> _Set exercise a_
Condense the paragraph of the Colorado River piece that begins "By law, the river basin states and Mexico" into a short bulleted list that keeps its main facts.

If the Department of Interior OKs the pact, it will give the upper tier states (Colorado, Utah, Wyoming, New Mexico) greater leeway to withhold discharges from Lake Powell in dry years. And it should prevent the states from suing one another or the federal government over the next couple of decades; that's usually good news for taxpayers.

But the agreement failed to move far enough toward the system that would assure uninterrupted access to water throughout the booming Southwest: the free market. Ultimately, as the region continues to grow, the compact will need to become more dynamic and allow states to implement more creative measures to satisfy water demand.

On balance, the deal boosts incentives for the thirsty, more-populous lower tier (Nevada, Arizona, California) to use water more wisely, which is surely a step forward.

Water allocations from the river were established during the 1920s, when the Southwest was sparsely populated. Problem is, as the population blossomed, annual rains and snows have not recharged the river nor delivered enough water to meet demand.

By law, the river basin states and Mexico are entitled to draw out nearly 17 million acre-feet of water each year. (An acre-foot provides roughly a one-year supply of water for two households.) But annual precipitation and runoff replenish the Colorado by only 14 or 15 million acre-feet. As a result, Lake Powell and Lake Mead, the river's primary storage facilities, are steadily drying up. Lake Mead is at 56 percent capacity; Lake Powell at 46 percent.

Even worse, California has regularly sucked out more than its yearly allotment of 4.4 million acre-feet. (It's also pertinent that 70 percent of California's Colorado River water does not quench city dwellers but instead irrigates desert farmland.)

So the Jan. 31 agreement signals progress. The good news for Coloradans is that, in dry years, the upper basin could release less than the 8.23 million acre-feet it's required to send downstream from Lake Powell. The tradeoff: In wet years, the upper tier would release more to replenish Lake Mead.

The agreement also encourages states to build more reservoirs for storage and allows bone-dry Nevada to pump well water into Lake Mead, replenishing that water resource without surrendering its allocation.

Still, states should be able to do more: to trade or sell a portion of their allocations, or import water from outside the region and sell it to states within the compact. For example, residents of Phoenix or Las Vegas might be eager to pay farmers near Palm Springs to idle their fields. But the Law of the River does not let those market forces work. Not yet, anyway.

> _Set exercise b_
Please substitute "clickable" for "interactable" in the layout rows from the first row through the row containing "cell-account-name: Capital City", changing nothing else, and give back only those rows.

> _Layout coordinate data_
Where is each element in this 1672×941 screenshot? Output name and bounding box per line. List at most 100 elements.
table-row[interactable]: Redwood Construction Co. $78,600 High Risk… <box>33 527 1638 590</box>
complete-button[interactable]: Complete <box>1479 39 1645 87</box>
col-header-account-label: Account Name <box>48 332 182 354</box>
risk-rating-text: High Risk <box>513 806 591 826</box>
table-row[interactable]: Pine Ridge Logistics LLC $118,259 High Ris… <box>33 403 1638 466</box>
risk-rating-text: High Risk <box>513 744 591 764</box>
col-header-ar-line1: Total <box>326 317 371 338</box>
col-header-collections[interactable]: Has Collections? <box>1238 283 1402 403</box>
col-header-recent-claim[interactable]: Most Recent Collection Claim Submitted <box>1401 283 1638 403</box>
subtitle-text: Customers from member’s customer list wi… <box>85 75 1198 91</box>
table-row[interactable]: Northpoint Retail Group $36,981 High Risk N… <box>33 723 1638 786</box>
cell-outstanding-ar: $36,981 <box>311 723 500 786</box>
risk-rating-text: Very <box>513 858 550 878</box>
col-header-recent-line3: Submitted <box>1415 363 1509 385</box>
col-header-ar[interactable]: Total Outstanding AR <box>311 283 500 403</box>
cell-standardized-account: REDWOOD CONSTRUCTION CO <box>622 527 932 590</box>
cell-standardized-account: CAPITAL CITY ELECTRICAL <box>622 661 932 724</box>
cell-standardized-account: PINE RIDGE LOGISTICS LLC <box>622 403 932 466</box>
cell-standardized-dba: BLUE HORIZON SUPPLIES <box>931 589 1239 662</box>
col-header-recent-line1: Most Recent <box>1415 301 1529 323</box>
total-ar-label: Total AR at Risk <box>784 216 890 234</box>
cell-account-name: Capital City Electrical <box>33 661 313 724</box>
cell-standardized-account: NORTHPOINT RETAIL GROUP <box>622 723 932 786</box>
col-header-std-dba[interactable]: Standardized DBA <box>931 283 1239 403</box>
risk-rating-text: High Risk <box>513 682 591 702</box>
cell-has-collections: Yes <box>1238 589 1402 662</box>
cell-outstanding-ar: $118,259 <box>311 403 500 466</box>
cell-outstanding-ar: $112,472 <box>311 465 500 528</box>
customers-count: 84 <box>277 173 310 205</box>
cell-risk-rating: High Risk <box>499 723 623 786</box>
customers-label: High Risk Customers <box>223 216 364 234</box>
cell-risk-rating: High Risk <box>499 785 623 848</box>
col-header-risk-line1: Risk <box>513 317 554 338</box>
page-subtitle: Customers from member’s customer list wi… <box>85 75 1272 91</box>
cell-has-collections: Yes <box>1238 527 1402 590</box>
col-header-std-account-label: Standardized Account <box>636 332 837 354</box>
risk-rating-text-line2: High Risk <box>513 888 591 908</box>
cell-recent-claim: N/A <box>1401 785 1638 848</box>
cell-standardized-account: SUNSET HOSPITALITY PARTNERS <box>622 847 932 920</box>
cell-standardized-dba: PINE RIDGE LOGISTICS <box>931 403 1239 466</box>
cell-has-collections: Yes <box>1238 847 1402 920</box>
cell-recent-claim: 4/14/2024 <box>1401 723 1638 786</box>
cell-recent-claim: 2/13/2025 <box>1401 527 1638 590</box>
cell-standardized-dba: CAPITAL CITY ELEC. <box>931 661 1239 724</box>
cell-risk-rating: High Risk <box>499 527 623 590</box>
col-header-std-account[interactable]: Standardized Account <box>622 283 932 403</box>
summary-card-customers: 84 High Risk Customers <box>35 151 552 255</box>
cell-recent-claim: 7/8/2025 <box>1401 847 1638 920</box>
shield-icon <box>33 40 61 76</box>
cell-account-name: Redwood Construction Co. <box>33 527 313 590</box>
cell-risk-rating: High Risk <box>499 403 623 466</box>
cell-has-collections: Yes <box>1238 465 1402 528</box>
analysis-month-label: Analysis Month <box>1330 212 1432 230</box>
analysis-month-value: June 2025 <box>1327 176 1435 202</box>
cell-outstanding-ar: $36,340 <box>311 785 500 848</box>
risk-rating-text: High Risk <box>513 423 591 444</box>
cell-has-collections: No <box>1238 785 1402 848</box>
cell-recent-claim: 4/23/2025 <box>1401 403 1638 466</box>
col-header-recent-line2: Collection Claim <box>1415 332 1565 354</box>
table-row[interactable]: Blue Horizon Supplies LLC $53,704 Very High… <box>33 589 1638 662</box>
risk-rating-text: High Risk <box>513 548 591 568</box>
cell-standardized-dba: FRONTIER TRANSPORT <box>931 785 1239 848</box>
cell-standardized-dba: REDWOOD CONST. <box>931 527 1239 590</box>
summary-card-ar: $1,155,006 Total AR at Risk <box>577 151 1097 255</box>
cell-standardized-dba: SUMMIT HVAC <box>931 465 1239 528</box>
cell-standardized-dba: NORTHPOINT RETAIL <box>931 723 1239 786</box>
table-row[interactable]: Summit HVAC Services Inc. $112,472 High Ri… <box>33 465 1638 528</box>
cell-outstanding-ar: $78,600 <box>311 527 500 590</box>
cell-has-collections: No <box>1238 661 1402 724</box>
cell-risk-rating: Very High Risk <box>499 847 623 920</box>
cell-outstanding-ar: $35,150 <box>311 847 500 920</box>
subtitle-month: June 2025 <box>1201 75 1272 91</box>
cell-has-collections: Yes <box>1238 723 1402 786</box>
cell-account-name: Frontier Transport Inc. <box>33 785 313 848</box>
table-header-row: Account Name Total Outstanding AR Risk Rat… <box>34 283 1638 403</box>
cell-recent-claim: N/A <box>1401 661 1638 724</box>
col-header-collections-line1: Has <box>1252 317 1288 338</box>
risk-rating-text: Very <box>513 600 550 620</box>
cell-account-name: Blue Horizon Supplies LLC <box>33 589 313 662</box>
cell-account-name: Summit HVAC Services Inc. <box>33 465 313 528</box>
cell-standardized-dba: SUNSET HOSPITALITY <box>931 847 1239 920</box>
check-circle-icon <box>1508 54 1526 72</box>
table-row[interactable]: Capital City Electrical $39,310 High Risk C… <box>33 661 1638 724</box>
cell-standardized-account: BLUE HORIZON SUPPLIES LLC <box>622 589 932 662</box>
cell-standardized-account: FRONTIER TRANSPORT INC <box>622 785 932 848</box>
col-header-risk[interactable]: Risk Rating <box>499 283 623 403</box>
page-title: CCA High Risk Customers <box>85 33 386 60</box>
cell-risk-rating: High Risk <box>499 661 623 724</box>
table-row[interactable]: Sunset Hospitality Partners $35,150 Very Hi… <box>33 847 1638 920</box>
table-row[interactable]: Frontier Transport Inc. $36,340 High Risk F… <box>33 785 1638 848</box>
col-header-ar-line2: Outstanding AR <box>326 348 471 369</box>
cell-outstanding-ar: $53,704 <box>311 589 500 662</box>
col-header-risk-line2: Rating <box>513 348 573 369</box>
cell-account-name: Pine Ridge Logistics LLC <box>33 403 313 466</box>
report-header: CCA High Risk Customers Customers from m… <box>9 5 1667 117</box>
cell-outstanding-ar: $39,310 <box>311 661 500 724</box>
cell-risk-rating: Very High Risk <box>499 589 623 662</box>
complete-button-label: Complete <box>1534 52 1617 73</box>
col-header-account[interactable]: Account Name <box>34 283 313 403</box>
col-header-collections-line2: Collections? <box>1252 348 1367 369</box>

> _Output a_
- The river basin states and Mexico are legally entitled to draw nearly 17 million acre-feet of water a year. One acre-foot roughly supplies two households for a year.
- Annual precipitation and runoff replenish the Colorado by only 14 or 15 million acre-feet.
- As a result, Lake Powell and Lake Mead, the river's primary storage facilities, are steadily drying up. Lake Mead is at 56 percent capacity and Lake Powell at 46 percent.

> _Output b_
Where is each element in this 1672×941 screenshot? Output name and bounding box per line. List at most 100 elements.
table-row[clickable]: Redwood Construction Co. $78,600 High Risk… <box>33 527 1638 590</box>
complete-button[clickable]: Complete <box>1479 39 1645 87</box>
col-header-account-label: Account Name <box>48 332 182 354</box>
risk-rating-text: High Risk <box>513 806 591 826</box>
table-row[clickable]: Pine Ridge Logistics LLC $118,259 High Ris… <box>33 403 1638 466</box>
risk-rating-text: High Risk <box>513 744 591 764</box>
col-header-ar-line1: Total <box>326 317 371 338</box>
col-header-collections[clickable]: Has Collections? <box>1238 283 1402 403</box>
col-header-recent-claim[clickable]: Most Recent Collection Claim Submitted <box>1401 283 1638 403</box>
subtitle-text: Customers from member’s customer list wi… <box>85 75 1198 91</box>
table-row[clickable]: Northpoint Retail Group $36,981 High Risk N… <box>33 723 1638 786</box>
cell-outstanding-ar: $36,981 <box>311 723 500 786</box>
risk-rating-text: Very <box>513 858 550 878</box>
col-header-recent-line3: Submitted <box>1415 363 1509 385</box>
col-header-ar[clickable]: Total Outstanding AR <box>311 283 500 403</box>
cell-standardized-account: REDWOOD CONSTRUCTION CO <box>622 527 932 590</box>
cell-standardized-account: CAPITAL CITY ELECTRICAL <box>622 661 932 724</box>
cell-standardized-account: PINE RIDGE LOGISTICS LLC <box>622 403 932 466</box>
cell-standardized-dba: BLUE HORIZON SUPPLIES <box>931 589 1239 662</box>
col-header-recent-line1: Most Recent <box>1415 301 1529 323</box>
total-ar-label: Total AR at Risk <box>784 216 890 234</box>
cell-account-name: Capital City Electrical <box>33 661 313 724</box>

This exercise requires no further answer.